**Problem to solve**
Rewrite the rows in the stretch from the line containing "382, 463, 406]" through the line containing "82, 77, 93]", replacing "svg-text" with "chart-text" and leaving all else unchanged.

[Region and label listings]
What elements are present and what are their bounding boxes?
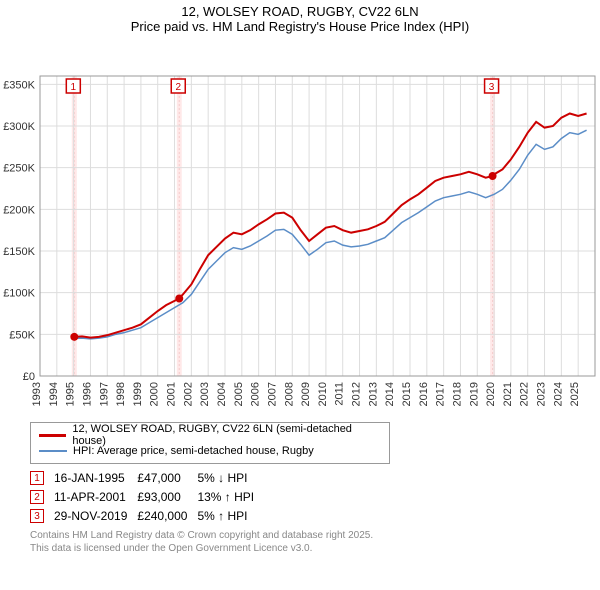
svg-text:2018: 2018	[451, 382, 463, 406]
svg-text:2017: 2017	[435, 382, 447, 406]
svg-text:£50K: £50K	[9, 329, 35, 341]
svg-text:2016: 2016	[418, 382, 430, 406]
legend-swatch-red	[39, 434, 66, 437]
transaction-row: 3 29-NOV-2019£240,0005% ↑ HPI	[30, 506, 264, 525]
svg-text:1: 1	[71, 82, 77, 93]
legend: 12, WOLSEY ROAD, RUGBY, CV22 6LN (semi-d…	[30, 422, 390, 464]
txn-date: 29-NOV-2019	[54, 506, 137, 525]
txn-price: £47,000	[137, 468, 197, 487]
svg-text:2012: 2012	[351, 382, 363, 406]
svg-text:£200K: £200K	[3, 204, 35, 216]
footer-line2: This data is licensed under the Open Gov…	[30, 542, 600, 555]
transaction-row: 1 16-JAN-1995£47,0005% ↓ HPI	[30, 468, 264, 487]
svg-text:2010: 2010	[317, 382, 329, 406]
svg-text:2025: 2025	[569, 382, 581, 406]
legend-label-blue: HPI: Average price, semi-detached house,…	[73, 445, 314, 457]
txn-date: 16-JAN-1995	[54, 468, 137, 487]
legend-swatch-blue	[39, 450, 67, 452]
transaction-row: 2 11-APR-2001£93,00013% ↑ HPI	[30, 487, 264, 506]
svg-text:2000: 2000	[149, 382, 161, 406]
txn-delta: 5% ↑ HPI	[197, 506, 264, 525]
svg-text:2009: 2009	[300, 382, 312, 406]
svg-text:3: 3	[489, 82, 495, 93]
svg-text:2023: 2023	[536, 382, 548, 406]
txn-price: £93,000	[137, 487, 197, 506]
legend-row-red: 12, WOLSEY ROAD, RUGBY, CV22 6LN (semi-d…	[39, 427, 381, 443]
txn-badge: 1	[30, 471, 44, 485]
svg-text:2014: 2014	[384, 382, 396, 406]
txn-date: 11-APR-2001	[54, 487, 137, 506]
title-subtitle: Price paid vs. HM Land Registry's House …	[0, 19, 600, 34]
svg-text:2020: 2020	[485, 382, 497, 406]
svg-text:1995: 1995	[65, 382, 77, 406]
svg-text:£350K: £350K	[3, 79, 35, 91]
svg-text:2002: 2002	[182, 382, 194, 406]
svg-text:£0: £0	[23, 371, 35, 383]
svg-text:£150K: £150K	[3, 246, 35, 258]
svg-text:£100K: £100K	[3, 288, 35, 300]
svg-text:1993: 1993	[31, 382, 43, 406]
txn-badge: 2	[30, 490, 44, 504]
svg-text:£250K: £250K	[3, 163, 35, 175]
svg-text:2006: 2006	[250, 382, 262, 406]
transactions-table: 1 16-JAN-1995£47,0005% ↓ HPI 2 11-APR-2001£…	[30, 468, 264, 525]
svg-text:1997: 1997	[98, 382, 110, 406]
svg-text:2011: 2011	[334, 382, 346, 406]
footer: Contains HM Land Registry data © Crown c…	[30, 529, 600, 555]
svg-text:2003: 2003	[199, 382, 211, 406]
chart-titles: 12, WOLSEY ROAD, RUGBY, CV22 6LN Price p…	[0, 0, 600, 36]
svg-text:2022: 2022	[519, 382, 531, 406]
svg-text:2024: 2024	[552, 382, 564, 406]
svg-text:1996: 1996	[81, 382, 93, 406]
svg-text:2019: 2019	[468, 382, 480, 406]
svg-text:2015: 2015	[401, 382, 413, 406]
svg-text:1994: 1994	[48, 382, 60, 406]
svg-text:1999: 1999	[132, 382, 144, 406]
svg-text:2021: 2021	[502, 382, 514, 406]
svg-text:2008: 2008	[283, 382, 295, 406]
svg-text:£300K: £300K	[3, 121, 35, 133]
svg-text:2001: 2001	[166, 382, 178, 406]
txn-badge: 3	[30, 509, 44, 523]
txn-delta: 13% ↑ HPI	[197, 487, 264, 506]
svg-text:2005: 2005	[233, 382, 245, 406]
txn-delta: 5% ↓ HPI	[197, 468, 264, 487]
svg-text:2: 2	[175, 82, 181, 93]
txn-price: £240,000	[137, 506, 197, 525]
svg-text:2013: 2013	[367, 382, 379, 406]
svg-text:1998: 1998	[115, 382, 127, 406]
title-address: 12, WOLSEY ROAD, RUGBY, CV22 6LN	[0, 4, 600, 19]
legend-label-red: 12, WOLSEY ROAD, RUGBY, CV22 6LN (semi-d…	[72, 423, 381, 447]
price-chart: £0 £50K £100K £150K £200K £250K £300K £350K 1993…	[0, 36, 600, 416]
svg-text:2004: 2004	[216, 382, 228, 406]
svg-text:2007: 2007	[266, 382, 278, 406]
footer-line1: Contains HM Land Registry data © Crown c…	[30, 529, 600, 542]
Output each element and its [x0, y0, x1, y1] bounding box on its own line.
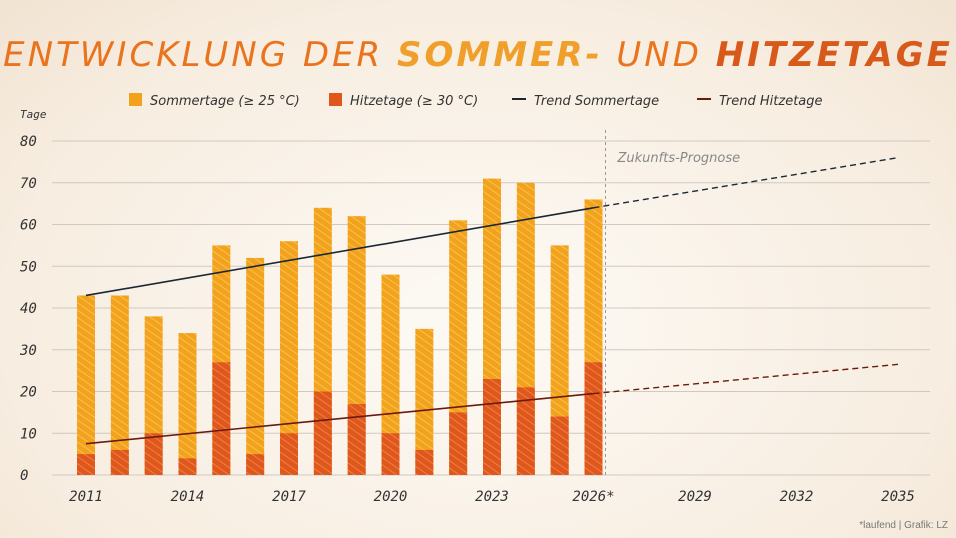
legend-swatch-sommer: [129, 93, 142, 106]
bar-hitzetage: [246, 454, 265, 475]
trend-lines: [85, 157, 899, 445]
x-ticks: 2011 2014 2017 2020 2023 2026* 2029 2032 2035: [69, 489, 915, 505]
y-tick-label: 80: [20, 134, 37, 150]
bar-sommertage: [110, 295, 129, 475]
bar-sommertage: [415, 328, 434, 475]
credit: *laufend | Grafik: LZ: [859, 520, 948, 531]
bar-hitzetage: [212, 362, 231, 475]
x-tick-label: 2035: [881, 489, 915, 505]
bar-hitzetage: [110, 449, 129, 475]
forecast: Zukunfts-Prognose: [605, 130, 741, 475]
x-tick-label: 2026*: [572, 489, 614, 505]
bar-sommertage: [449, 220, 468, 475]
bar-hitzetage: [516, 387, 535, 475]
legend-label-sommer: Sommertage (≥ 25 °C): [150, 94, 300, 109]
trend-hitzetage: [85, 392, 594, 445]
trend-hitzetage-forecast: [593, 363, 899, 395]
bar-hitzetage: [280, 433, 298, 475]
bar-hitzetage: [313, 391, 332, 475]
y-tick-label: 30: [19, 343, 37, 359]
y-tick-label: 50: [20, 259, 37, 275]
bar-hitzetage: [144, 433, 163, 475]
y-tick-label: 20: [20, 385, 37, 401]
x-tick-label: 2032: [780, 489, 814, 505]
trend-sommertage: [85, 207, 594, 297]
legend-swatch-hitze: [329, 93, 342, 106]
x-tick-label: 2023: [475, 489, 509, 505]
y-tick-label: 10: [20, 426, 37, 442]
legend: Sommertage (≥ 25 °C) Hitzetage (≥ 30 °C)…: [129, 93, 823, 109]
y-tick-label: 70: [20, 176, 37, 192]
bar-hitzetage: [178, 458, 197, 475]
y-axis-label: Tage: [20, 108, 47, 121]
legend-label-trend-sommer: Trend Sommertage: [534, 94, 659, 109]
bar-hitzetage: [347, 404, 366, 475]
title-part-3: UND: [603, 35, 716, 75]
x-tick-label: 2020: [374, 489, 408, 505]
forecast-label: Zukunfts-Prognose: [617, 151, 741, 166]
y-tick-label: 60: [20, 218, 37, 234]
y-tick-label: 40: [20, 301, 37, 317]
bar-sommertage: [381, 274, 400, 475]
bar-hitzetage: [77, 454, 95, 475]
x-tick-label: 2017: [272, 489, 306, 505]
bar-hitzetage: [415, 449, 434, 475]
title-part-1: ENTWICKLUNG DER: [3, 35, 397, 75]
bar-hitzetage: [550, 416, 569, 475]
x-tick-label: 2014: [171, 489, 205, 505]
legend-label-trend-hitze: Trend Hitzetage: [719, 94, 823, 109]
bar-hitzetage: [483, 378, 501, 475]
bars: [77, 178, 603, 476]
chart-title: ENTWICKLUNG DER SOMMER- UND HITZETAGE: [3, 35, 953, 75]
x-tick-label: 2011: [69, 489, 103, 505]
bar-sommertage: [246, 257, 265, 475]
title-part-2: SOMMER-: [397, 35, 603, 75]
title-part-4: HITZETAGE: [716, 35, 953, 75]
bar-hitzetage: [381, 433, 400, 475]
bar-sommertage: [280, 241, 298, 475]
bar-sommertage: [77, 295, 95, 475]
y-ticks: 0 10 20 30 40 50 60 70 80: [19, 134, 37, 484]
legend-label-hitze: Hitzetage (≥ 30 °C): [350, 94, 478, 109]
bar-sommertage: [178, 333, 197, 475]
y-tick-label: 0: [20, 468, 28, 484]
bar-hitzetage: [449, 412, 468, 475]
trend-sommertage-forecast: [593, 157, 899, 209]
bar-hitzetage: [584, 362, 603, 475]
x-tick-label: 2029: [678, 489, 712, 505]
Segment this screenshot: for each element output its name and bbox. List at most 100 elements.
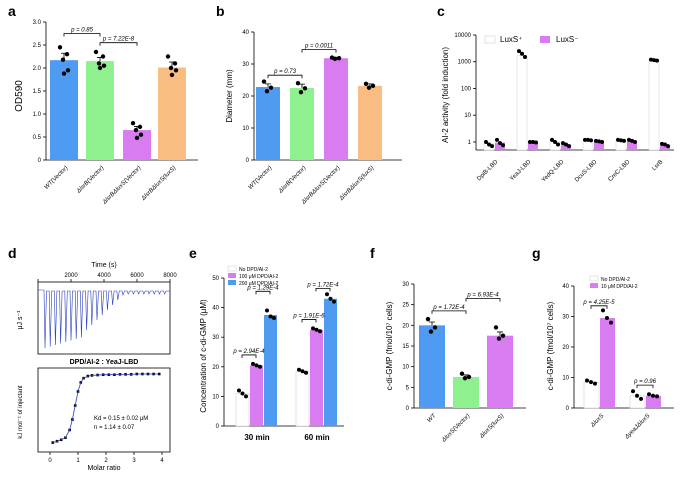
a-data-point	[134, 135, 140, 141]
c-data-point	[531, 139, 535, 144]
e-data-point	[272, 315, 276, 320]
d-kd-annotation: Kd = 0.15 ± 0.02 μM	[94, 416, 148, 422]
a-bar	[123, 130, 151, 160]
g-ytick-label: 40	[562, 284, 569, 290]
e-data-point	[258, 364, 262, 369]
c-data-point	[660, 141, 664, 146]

**Correct answer**
chart-text:2018: 2018	[451, 382, 463, 406]
chart-text:2017: 2017	[435, 382, 447, 406]
chart-text:£50K: £50K	[9, 329, 35, 341]
chart-text:2016: 2016	[418, 382, 430, 406]
legend-swatch-red	[39, 434, 66, 437]
transaction-row: 3 29-NOV-2019£240,0005% ↑ HPI	[30, 506, 264, 525]
chart-text:1: 1	[71, 82, 77, 93]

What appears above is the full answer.